• _Short exercise 1_:
Answer these questions from the passage on laser communications:
(a) What maximum data transfer rate did NASA reach when Psyche was 19 million miles from Earth?
(b) At about what altitude do GEOs orbit Earth's equator?
(c) What is Francis Bennet's position?

The U.S. National Aeronautics and Space Administration (NASA) launched its Psyche spacecraft in October 2023 with the mission of reaching and studying a unique asteroid orbiting the Sun between Mars and Jupiter. While the craft is still traveling to its destination, it already is enabling incredible scientific progress.

That is because, as part of its mission, the Psyche spacecraft is testing new laser communications technology.

This new technology “encodes data in photons at near-infrared wavelengths (rather than radio waves) to communicate between a probe in deep space and Earth,” according to NASA. As a result, this method of communication can transfer much more data between the craft and Earth in a set amount of time than was previously possible. At one point during the demo, NASA reached maximum data transfer rates of 267 megabits per second when the craft was 19 million miles away from Earth, a rate comparable to broadband speeds.

At another point in the demo, Psyche was 110 million miles away from Earth and, predictably, laser communication speeds slowed down significantly due to the distance, reaching only about 25 megabits per second. However, this was still a huge win, because NASA’s goal was to prove that transmissions of at least 1 megabit per second were possible. This puts laser communication at anywhere from 10 to 100 times faster than the best radio frequency (RF) technology being used for similar purposes today.

This not only opens up new possibilities in deep-space communication, it also suggests that laser communication used closer to home, specifically between geostationary satellites (GEOs) and low Earth orbit satellites (LEOs), could soon become much faster and more reliable.

Laser communications and geostationary satellites

GEOs are satellites orbiting Earth’s equator at an altitude of about 22,000 miles. By the nature of their orbit, they appear stationary if you’re looking at them from Earth; in other words, they’re always over the same place. GEOs are able to cover large swaths of territory, so they’re widely used for telecommunications, navigation, and weather forecasting. GEOs predominantly rely on RF communication to transmit and receive data. However, thanks to NASA’s demos, there may now be a better way to operate these satellites.

Laser communication of the type demonstrated by NASA is capable of delivering significantly higher bandwidth than RF, with reduced size, weight, and power requirements on the satellite itself, said Francis Bennet, an astrophysics researcher at Australian National University.

That sentiment is echoed by John Degnan, a former NASA employee and independent technical consultant. “I believe lasers have a lot to offer in terms of size, cost, and bandwidth,” he said. “A 20-watt laser can transmit data at megabit rates per second to the farthest planets and at gigabit rates per second to our nearest neighbors.”

[Stored items]
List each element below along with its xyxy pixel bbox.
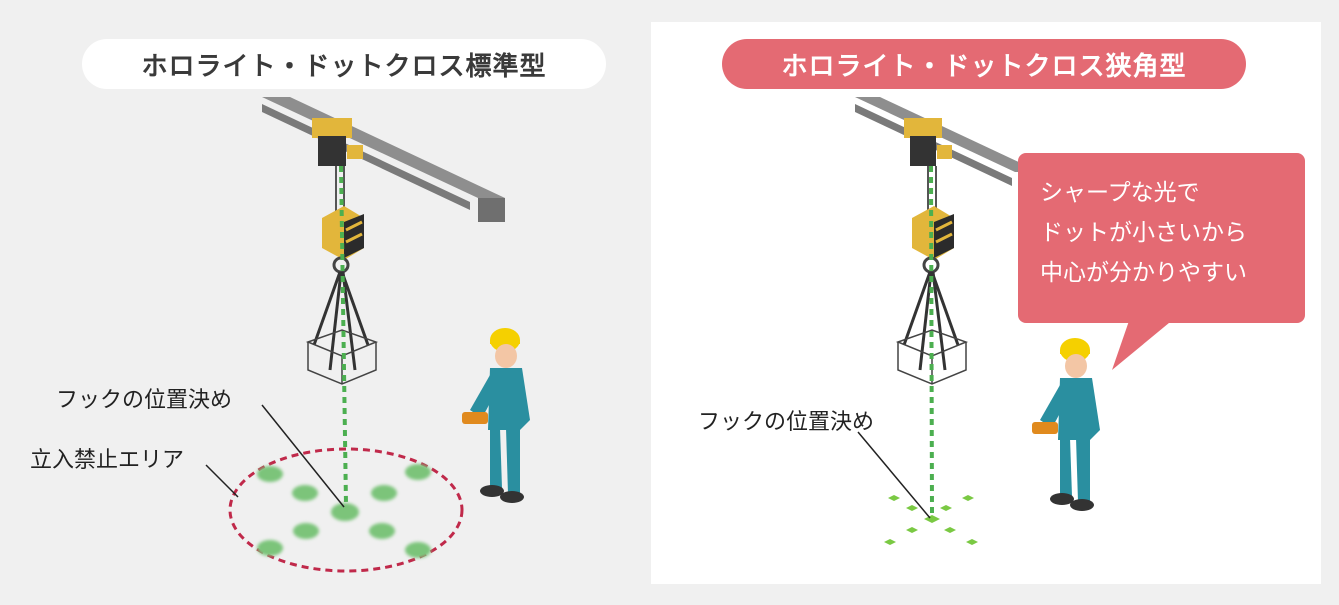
bubble-line-1: シャープな光で [1040,180,1200,206]
left-worker [462,328,530,503]
left-crane-beam [262,97,505,222]
left-dots [257,464,431,558]
left-hook-label: フックの位置決め [56,388,233,413]
left-restricted-zone [228,447,464,573]
left-zone-leader [205,464,239,498]
left-hoist [312,118,363,214]
right-worker [1032,338,1100,511]
right-laser-beam [929,165,934,516]
bubble-line-3: 中心が分かりやすい [1040,260,1247,286]
left-title-pill: ホロライト・ドットクロス標準型 [82,39,606,89]
speech-bubble: シャープな光で ドットが小さいから 中心が分かりやすい [1018,153,1305,323]
right-crane-beam [855,97,1040,186]
right-hoist [904,118,952,214]
right-hook-leader [857,431,931,519]
right-dot-cross [884,495,978,545]
left-hook-leader [261,404,345,508]
right-sling-load [895,271,969,385]
left-sling-load [305,271,379,385]
bubble-tail [1112,318,1175,370]
left-laser-beam [339,165,348,506]
right-title-pill: ホロライト・ドットクロス狭角型 [722,39,1246,89]
right-hook-label: フックの位置決め [698,410,875,435]
bubble-line-2: ドットが小さいから [1040,220,1247,246]
left-zone-label: 立入禁止エリア [30,448,185,473]
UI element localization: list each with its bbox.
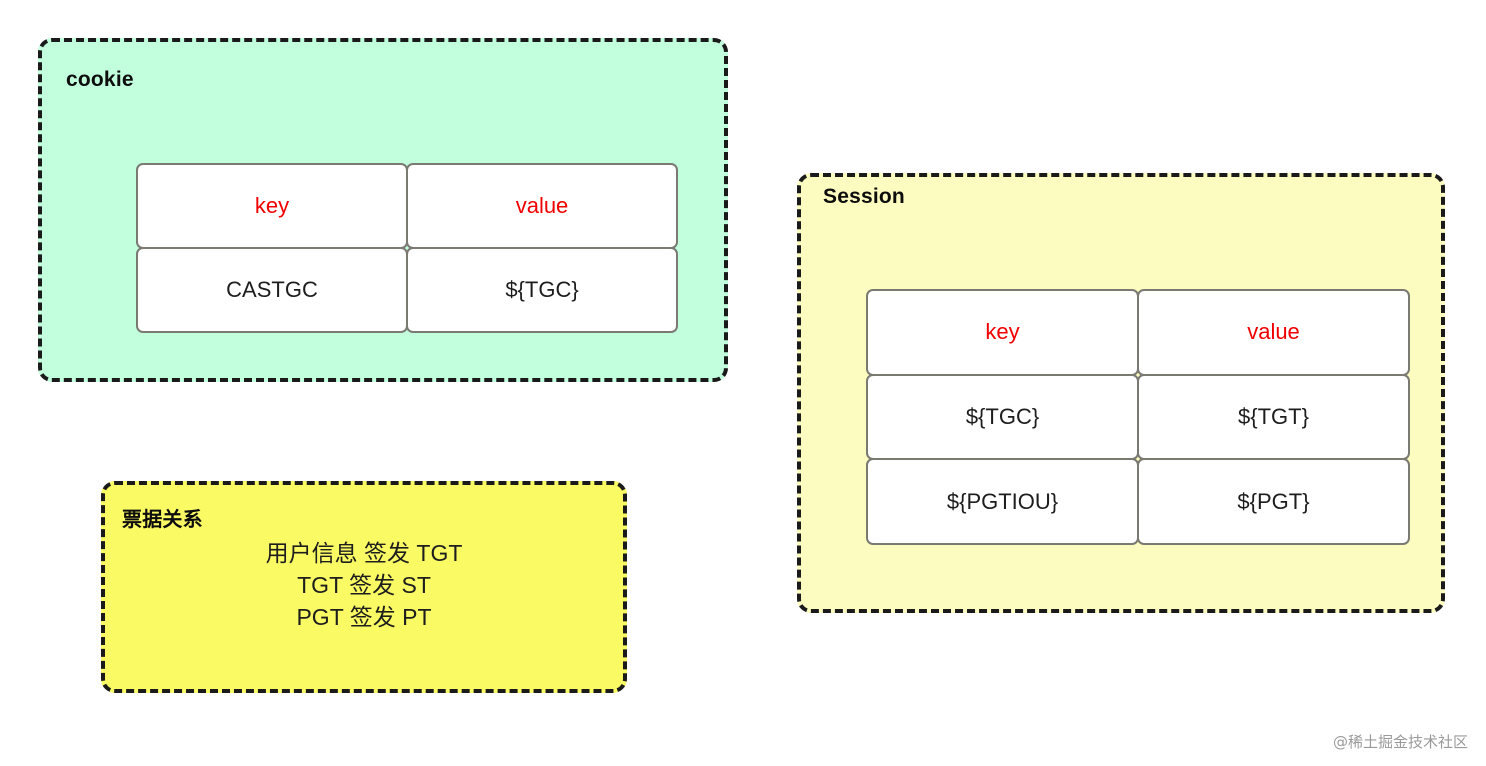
ticket-relation-line-1: TGT 签发 ST xyxy=(297,572,431,598)
watermark: @稀土掘金技术社区 xyxy=(1332,733,1468,751)
session-group-box: Session key value ${TGC} ${TGT} ${PGTIOU… xyxy=(797,173,1445,613)
session-table-cell-value-0: ${TGT} xyxy=(1137,373,1410,461)
cookie-table-cell-value-0: ${TGC} xyxy=(406,247,678,333)
session-table-cell-key-1: ${PGTIOU} xyxy=(866,458,1139,545)
cookie-table-header-key: key xyxy=(136,163,408,249)
cookie-group-box: cookie key value CASTGC ${TGC} xyxy=(38,38,728,382)
ticket-relation-lines: 用户信息 签发 TGT TGT 签发 ST PGT 签发 PT xyxy=(105,537,623,633)
session-group-title: Session xyxy=(823,185,905,208)
cookie-group-title: cookie xyxy=(66,68,134,91)
session-table-cell-value-1: ${PGT} xyxy=(1137,458,1410,545)
cookie-table-cell-key-0: CASTGC xyxy=(136,247,408,333)
ticket-relation-title: 票据关系 xyxy=(122,509,203,531)
cookie-key-value-table: key value CASTGC ${TGC} xyxy=(136,163,678,333)
ticket-relation-group-box: 票据关系 用户信息 签发 TGT TGT 签发 ST PGT 签发 PT xyxy=(101,481,627,693)
session-table-cell-key-0: ${TGC} xyxy=(866,373,1139,461)
ticket-relation-line-0: 用户信息 签发 TGT xyxy=(265,540,463,566)
cookie-table-header-value: value xyxy=(406,163,678,249)
session-table-header-value: value xyxy=(1137,289,1410,376)
ticket-relation-line-2: PGT 签发 PT xyxy=(296,604,432,630)
session-key-value-table: key value ${TGC} ${TGT} ${PGTIOU} ${PGT} xyxy=(866,289,1410,545)
session-table-header-key: key xyxy=(866,289,1139,376)
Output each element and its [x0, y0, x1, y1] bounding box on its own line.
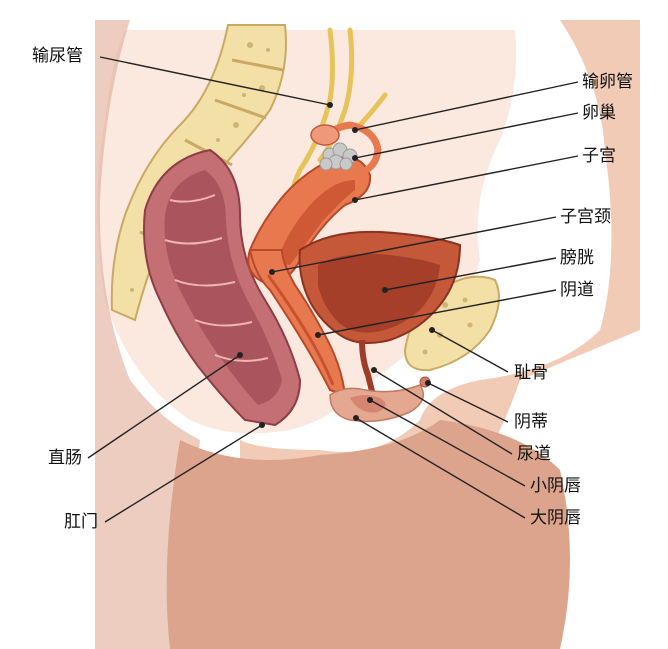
label-clitoris: 阴蒂 — [514, 412, 548, 432]
back-skin — [95, 20, 200, 649]
leader-vagina — [317, 289, 557, 336]
leader-clitoris — [427, 382, 509, 423]
leader-pubic-bone — [431, 329, 509, 373]
thigh — [166, 420, 570, 649]
leader-rectum — [87, 354, 241, 459]
label-cervix: 子宫颈 — [560, 207, 611, 227]
pubic-texture — [422, 297, 473, 355]
leader-ovary — [354, 112, 579, 159]
label-fallopian-tube: 输卵管 — [582, 72, 633, 92]
uterus-inner — [281, 180, 355, 265]
label-pubic-bone: 耻骨 — [514, 363, 548, 383]
leader-dots — [237, 102, 435, 428]
label-labia-minora: 小阴唇 — [530, 476, 581, 496]
leader-anus — [104, 424, 263, 523]
label-labia-majora: 大阴唇 — [530, 508, 581, 528]
label-anus: 肛门 — [64, 512, 98, 532]
rectum-folds — [164, 194, 269, 362]
vaginal-canal — [266, 274, 335, 386]
rectum-inner — [164, 170, 282, 405]
label-vagina: 阴道 — [560, 280, 594, 300]
bladder-inner — [318, 253, 440, 333]
leader-urethra — [373, 369, 513, 455]
label-ovary: 卵巢 — [582, 103, 616, 123]
labia-minora — [350, 395, 386, 413]
label-bladder: 膀胱 — [560, 248, 594, 268]
leader-uterus — [354, 155, 579, 201]
leader-labia-minora — [369, 399, 526, 487]
leader-labia-majora — [355, 417, 526, 519]
label-urethra: 尿道 — [517, 444, 551, 464]
leader-bladder — [384, 257, 557, 291]
leader-cervix — [271, 216, 557, 273]
fimbria — [310, 124, 340, 146]
pubic-bone — [403, 275, 500, 372]
leader-fallopian-tube — [354, 81, 579, 131]
ovary — [319, 142, 358, 171]
label-uterus: 子宫 — [582, 146, 616, 166]
leader-lines — [87, 56, 579, 523]
leader-ureter — [99, 56, 331, 106]
label-ureter: 输尿管 — [32, 46, 83, 66]
label-rectum: 直肠 — [48, 448, 82, 468]
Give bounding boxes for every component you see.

• _Short exercise 2_: Format the records as a Markdown table with the columns No. and Line. Include the records from the first line up to and including the line containing "UI element localization: list", and omit the pictures.

• _Final result 1_:
(a) 267 megabits per second
(b) About 22,000 miles
(c) An astrophysics researcher at Australian National University

• _Final result 2_:
| No. | Line |
|---|---|
| 1 | List each element below along with its xyxy pixel bbox. |
| 2 | bubble-line-1: シャープな光で [1040,180,1200,206] |
| 3 | left-worker [462,328,530,503] |
| 4 | left-crane-beam [262,97,505,222] |
| 5 | left-dots [257,464,431,558] |
| 6 | left-hook-label: フックの位置決め [56,388,233,413] |
| 7 | left-restricted-zone [228,447,464,573] |
| 8 | left-zone-leader [205,464,239,498] |
| 9 | left-hoist [312,118,363,214] |
| 10 | right-worker [1032,338,1100,511] |
| 11 | right-laser-beam [929,165,934,516] |
| 12 | bubble-line-3: 中心が分かりやすい [1040,260,1247,286] |
| 13 | left-title-pill: ホロライト・ドットクロス標準型 [82,39,606,89] |
| 14 | speech-bubble: シャープな光で ドットが小さいから 中心が分かりやすい [1018,153,1305,323] |
| 15 | right-crane-beam [855,97,1040,186] |
| 16 | right-hoist [904,118,952,214] |
| 17 | right-hook-leader [857,431,931,519] |
| 18 | right-dot-cross [884,495,978,545] |
| 19 | left-hook-leader [261,404,345,508] |
| 20 | right-sling-load [895,271,969,385] |
| 21 | left-sling-load [305,271,379,385] |
| 22 | bubble-tail [1112,318,1175,370] |
| 23 | left-laser-beam [339,165,348,506] |
| 24 | right-title-pill: ホロライト・ドットクロス狭角型 [722,39,1246,89] |
| 25 | right-hook-label: フックの位置決め [698,410,875,435] |
| 26 | bubble-line-2: ドットが小さいから [1040,220,1247,246] |
| 27 | left-zone-label: 立入禁止エリア [30,448,185,473] |
| 28 | UI element localization: list each with its bbox. |